Direction:
Copy every line of the data that contains the string "name".

Material for this task:
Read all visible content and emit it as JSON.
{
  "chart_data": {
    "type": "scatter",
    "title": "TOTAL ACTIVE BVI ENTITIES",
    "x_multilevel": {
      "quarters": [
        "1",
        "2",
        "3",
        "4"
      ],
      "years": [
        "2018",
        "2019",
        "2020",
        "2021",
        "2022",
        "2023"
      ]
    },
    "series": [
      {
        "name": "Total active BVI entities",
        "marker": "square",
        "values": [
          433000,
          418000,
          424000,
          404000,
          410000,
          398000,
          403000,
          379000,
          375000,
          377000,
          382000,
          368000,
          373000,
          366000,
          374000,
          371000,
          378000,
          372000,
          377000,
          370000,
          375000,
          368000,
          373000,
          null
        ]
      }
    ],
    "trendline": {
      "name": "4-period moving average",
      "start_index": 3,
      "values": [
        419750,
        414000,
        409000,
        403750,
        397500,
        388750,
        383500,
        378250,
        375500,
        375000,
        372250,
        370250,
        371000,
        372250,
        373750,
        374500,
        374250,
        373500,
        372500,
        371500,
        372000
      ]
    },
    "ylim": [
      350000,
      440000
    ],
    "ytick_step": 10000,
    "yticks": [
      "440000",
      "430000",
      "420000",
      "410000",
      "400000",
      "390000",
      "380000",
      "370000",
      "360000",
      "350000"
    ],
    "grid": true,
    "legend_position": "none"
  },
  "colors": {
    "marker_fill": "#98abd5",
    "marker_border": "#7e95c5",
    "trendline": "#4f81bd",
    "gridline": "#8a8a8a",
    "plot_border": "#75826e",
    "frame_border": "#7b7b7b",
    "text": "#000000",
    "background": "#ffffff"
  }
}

The answer:
        "name": "Total active BVI entities",
      "name": "4-period moving average",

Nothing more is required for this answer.